§ Selected extract
========================================================================

9:55 AM: De Blasio: We have a five-point plan to get things going.

The first point, make sure the devices- iPad, other devices given out- that every student that needs one gets one. We will ensure that will happen by the end of April. We've gotten great cooperation from the companies involved. We have to get devices distributed. 66,00 have been distributed. We need 240,000 more in the hands of our kids by the end of April. Whatever it takes.

Point 2: Parent helpline. We are going to take the parent helpline through 311 and expand them. Add more educators.

Third: We will be adding more at-home creative programming. To help make that stay at home easier.

Fourth: We have about 75,000 seniors looking forward to graduation. We need to do that. We want to support them in every way possible.

Fifth point: We are working on a comprehensive plan to open schools in September. We have to make sure our vulnerable students get maximum support. We're also going to need to address the emotional impact on parents and families. And, next school year is going to have to be the greater that NYC has ever had. We are going to be playing a lot of catch up.

9:54 AM: De Blasio: There is a lot that we are going to have to do in September. 

9:53 AM: De Blasio: The one thing that was clear to us if we wanted to bring back our schools we would need time it was not realistic. There was also possibility of a school having to close if there was a case of coronavirus.

9:51 AM: De Blasio: Keeping the NYC public schools closed is a way to keep fighting the coronavirus. From that perspective, that was the right thing to do. It was not an easy decision. 

9:48 AM: De Blasio: We originally said that the best case scenario would be to come back after spring break on April 29. The state put the pause on that date. We've had lots of conversations to bring our schools back before the end of June. NYC Public Schools will remain closed for the remainder of this school year.

9:47 AM De Basio: I just want to thank everyone, teachers, parents. I want to thank our kids. There is nothing like a NYC public education. 

9:44 AM: De Blasio: I had a real faith that our educators would rise the challenge and they have. I felt in my gut that our educators and the chancellor did, too, and they have surpassed every expectation. Everyone at the DOE. Everyone went above and beyond.  I just want to thank everyone, teachers, parents.

========================================================================

§ Exercise 1
Answer from the school-closure updates:
(a) By what time must every student who needs a device have one?
(b) About how many seniors are looking forward to graduation?
(c) What date was first named as the best-case return after spring break?
§ Exercise 2
Using the school-closure updates, explain in one to three sentences why the public schools are to stay closed for the rest of the school year.
§ Exercise 3
Extend the school-closure updates past their last sentence.
The material that follows is not needed for this exercise.

========================================================================

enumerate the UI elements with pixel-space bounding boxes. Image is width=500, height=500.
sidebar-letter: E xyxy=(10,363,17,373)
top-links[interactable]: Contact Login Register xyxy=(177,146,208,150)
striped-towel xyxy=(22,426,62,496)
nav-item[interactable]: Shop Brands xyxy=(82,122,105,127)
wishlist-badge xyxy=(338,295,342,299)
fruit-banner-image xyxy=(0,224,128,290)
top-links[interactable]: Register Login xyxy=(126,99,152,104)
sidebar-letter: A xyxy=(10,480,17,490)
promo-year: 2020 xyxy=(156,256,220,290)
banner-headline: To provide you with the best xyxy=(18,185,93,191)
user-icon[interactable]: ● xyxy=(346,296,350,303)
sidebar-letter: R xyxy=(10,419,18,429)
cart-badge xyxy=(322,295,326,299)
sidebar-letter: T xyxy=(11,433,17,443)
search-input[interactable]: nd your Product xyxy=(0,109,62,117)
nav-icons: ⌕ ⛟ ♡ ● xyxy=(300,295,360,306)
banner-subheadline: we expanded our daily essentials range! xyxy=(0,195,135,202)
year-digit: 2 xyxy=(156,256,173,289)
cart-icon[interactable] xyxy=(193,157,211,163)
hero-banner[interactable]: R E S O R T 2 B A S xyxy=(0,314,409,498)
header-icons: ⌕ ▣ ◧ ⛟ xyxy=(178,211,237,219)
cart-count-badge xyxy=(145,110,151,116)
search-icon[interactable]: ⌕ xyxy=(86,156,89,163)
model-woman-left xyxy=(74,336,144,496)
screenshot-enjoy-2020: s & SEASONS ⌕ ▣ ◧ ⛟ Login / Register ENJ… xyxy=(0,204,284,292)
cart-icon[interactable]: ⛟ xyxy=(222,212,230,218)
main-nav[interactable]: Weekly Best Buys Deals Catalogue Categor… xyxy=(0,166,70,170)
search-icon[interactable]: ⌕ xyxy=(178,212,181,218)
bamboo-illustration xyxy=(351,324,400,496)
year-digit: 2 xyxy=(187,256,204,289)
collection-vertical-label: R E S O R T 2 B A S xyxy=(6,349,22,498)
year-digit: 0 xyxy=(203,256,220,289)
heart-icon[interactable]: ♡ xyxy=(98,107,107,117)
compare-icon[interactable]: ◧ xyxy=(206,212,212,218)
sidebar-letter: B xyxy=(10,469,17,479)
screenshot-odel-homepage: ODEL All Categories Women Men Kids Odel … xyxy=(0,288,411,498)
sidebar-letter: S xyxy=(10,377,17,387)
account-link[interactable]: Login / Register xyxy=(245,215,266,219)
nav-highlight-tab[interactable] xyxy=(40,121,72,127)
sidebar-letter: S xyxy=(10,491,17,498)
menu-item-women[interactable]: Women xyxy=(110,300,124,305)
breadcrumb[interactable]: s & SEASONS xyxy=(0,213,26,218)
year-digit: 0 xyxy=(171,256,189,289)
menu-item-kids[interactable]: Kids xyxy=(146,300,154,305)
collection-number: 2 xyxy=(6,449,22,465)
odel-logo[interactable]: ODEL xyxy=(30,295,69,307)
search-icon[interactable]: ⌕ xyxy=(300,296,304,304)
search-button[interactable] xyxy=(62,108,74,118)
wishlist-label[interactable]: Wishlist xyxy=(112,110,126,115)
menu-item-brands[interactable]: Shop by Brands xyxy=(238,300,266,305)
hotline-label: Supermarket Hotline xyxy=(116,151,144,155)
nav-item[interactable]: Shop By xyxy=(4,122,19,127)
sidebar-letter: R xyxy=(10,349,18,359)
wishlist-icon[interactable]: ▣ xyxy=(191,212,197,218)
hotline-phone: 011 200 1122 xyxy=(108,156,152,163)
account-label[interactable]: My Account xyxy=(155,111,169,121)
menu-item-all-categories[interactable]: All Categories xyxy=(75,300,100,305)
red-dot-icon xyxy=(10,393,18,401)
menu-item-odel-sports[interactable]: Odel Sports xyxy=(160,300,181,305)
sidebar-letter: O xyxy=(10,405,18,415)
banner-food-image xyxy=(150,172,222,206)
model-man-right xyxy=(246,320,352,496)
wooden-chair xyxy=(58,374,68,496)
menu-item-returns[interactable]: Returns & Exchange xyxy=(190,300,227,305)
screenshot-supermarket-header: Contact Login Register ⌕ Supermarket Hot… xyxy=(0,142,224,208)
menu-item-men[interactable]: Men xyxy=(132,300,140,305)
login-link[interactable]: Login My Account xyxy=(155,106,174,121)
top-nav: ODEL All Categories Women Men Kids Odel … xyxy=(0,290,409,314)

========================================================================

§ Answer section 1
(a) By the end of April.
(b) About 75,000.
(c) April 29.

§ Answer section 2
Keeping the schools closed is a way to keep fighting the coronavirus. Reopening would have needed time that was not realistic, and any school might have had to close again if a case of coronavirus appeared there.

§ Answer section 3
9:42 AM: De Blasio: Keeping this policy of social distancing and shelter in place is the best way forward to protect all of us. We have seen really heroic efforts by the Department of Education even through this extraordinary time. Our educators had a week to quickly retool and turn to online learning. When this crisis is over, this is going to be one of the heroic passages that will be looked at with admiration.

9:40 AM: De Blasio: It's been a tough, tough time for children. Everything we do is to end the pain and the trauma.

9:38 AM: Mayor Bill de Blasio updates the public on the coronavirus response in NYC. Watch live:

9:33 AM: The Treasury Department has created an online web tool to help make sure those receiving Social Security benefits, who didn't file a tax return recently, can get stimulus checks. The website is specifically targeted for people who get Social Security retirement, survivors, or disability insurance benefits who have children under the age of 17 and didn't file a tax return in 2018 or 2019.


9:21 AM - A total of 197 new coronavirus cases were confirmed in Tokyo on Saturday, a record daily increase for the fourth straight day, the metropolitan government said.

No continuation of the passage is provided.